>> BEGIN EXTRACTED ENTRIES

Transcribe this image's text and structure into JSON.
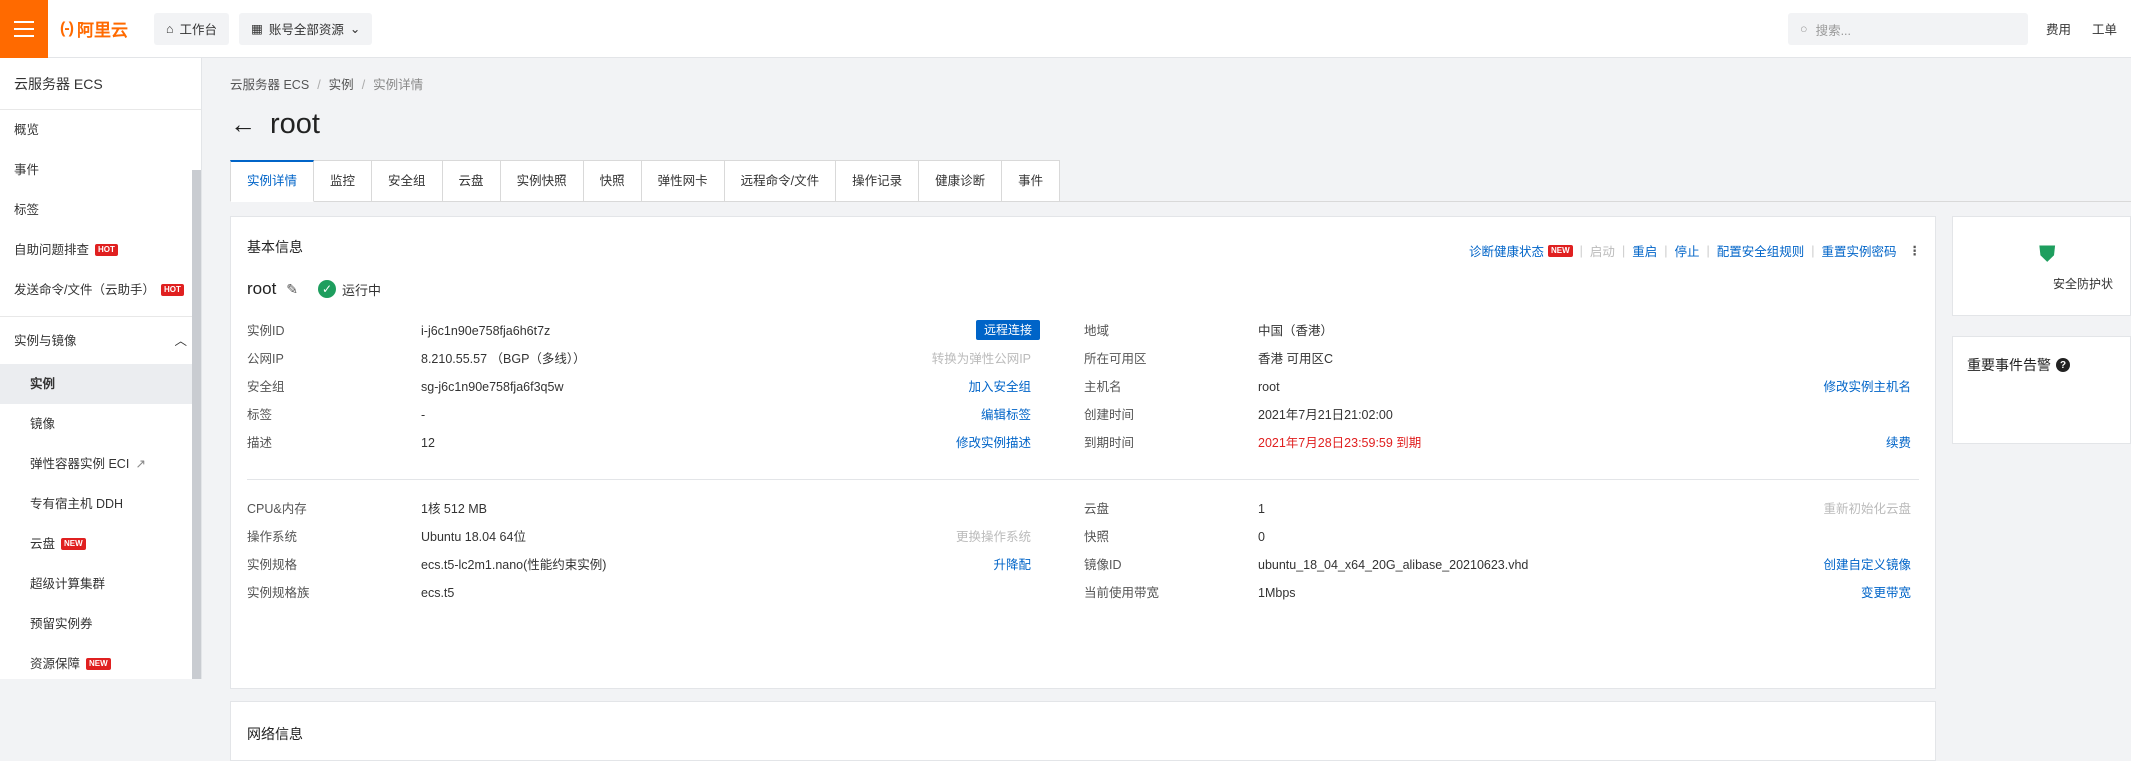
{
  "header": {
    "logo": "阿里云",
    "workbench": "工作台",
    "resources": "账号全部资源",
    "search_placeholder": "搜索...",
    "fees": "费用",
    "tickets": "工单"
  },
  "sidebar": {
    "title": "云服务器 ECS",
    "items": [
      {
        "label": "概览"
      },
      {
        "label": "事件"
      },
      {
        "label": "标签"
      },
      {
        "label": "自助问题排查",
        "badge": "HOT"
      },
      {
        "label": "发送命令/文件（云助手）",
        "badge": "HOT"
      }
    ],
    "section": "实例与镜像",
    "sub_items": [
      {
        "label": "实例"
      },
      {
        "label": "镜像"
      },
      {
        "label": "弹性容器实例 ECI"
      },
      {
        "label": "专有宿主机 DDH"
      },
      {
        "label": "云盘",
        "badge": "NEW"
      },
      {
        "label": "超级计算集群"
      },
      {
        "label": "预留实例券"
      },
      {
        "label": "资源保障",
        "badge": "NEW"
      }
    ]
  },
  "breadcrumb": [
    "云服务器 ECS",
    "实例",
    "实例详情"
  ],
  "page_title": "root",
  "tabs": [
    "实例详情",
    "监控",
    "安全组",
    "云盘",
    "实例快照",
    "快照",
    "弹性网卡",
    "远程命令/文件",
    "操作记录",
    "健康诊断",
    "事件"
  ],
  "basic": {
    "title": "基本信息",
    "actions": {
      "diagnose": "诊断健康状态",
      "diagnose_badge": "NEW",
      "start": "启动",
      "restart": "重启",
      "stop": "停止",
      "sg_rules": "配置安全组规则",
      "reset_pwd": "重置实例密码",
      "more": "⋮"
    },
    "name": "root",
    "status": "运行中",
    "left": [
      {
        "label": "实例ID",
        "value": "i-j6c1n90e758fja6h6t7z",
        "action": "远程连接"
      },
      {
        "label": "公网IP",
        "value": "8.210.55.57 （BGP（多线））",
        "action": "转换为弹性公网IP"
      },
      {
        "label": "安全组",
        "value": "sg-j6c1n90e758fja6f3q5w",
        "action": "加入安全组"
      },
      {
        "label": "标签",
        "value": "-",
        "action": "编辑标签"
      },
      {
        "label": "描述",
        "value": "12",
        "action": "修改实例描述"
      }
    ],
    "right": [
      {
        "label": "地域",
        "value": "中国（香港）",
        "action": ""
      },
      {
        "label": "所在可用区",
        "value": "香港 可用区C",
        "action": ""
      },
      {
        "label": "主机名",
        "value": "root",
        "action": "修改实例主机名"
      },
      {
        "label": "创建时间",
        "value": "2021年7月21日21:02:00",
        "action": ""
      },
      {
        "label": "到期时间",
        "value": "2021年7月28日23:59:59 到期",
        "action": "续费"
      }
    ],
    "left2": [
      {
        "label": "CPU&内存",
        "value": "1核 512 MB",
        "action": ""
      },
      {
        "label": "操作系统",
        "value": "Ubuntu 18.04 64位",
        "action": "更换操作系统"
      },
      {
        "label": "实例规格",
        "value": "ecs.t5-lc2m1.nano(性能约束实例)",
        "action": "升降配"
      },
      {
        "label": "实例规格族",
        "value": "ecs.t5",
        "action": ""
      }
    ],
    "right2": [
      {
        "label": "云盘",
        "value": "1",
        "action": "重新初始化云盘"
      },
      {
        "label": "快照",
        "value": "0",
        "action": ""
      },
      {
        "label": "镜像ID",
        "value": "ubuntu_18_04_x64_20G_alibase_20210623.vhd",
        "action": "创建自定义镜像"
      },
      {
        "label": "当前使用带宽",
        "value": "1Mbps",
        "action": "变更带宽"
      }
    ]
  },
  "network": {
    "title": "网络信息"
  },
  "side_cards": {
    "security": "安全防护状",
    "events": "重要事件告警"
  }
}
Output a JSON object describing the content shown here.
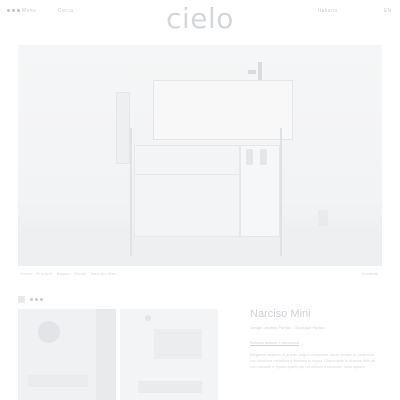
{
  "header": {
    "menu_label": "Menu",
    "search_label": "Cerca",
    "logo": "cielo",
    "lang_label": "Italiano",
    "right_label": "EN"
  },
  "breadcrumb": [
    "Home",
    "Prodotti",
    "Bagno",
    "Mobili",
    "Narciso Mini"
  ],
  "share_label": "Condividi",
  "product": {
    "name": "Narciso Mini",
    "designer": "Design: Andrea Parisio · Giuseppe Parisio",
    "note": "Scheda tecnica e download",
    "description": "Elegante sistema di arredo bagno composto da un lavabo in ceramica con struttura metallica e frontale in legno. Disponibile in diverse finiture, con cassetti e ripiani aperti per un utilizzo funzionale dello spazio."
  },
  "colors": {
    "background": "#ffffff",
    "text": "#c9ccd0"
  }
}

>> END EXTRACTED ENTRIES

## BRIEF
Everything from the line that contains "Output a JSON" to the final line of the data is to be duplicated exactly, both ends included, except the pictures.

## REPLY TO THE TASK
Output a JSON object describing the content shown here.
{
  "header": {
    "menu_label": "Menu",
    "search_label": "Cerca",
    "logo": "cielo",
    "lang_label": "Italiano",
    "right_label": "EN"
  },
  "breadcrumb": [
    "Home",
    "Prodotti",
    "Bagno",
    "Mobili",
    "Narciso Mini"
  ],
  "share_label": "Condividi",
  "product": {
    "name": "Narciso Mini",
    "designer": "Design: Andrea Parisio · Giuseppe Parisio",
    "note": "Scheda tecnica e download",
    "description": "Elegante sistema di arredo bagno composto da un lavabo in ceramica con struttura metallica e frontale in legno. Disponibile in diverse finiture, con cassetti e ripiani aperti per un utilizzo funzionale dello spazio."
  },
  "colors": {
    "background": "#ffffff",
    "text": "#c9ccd0"
  }
}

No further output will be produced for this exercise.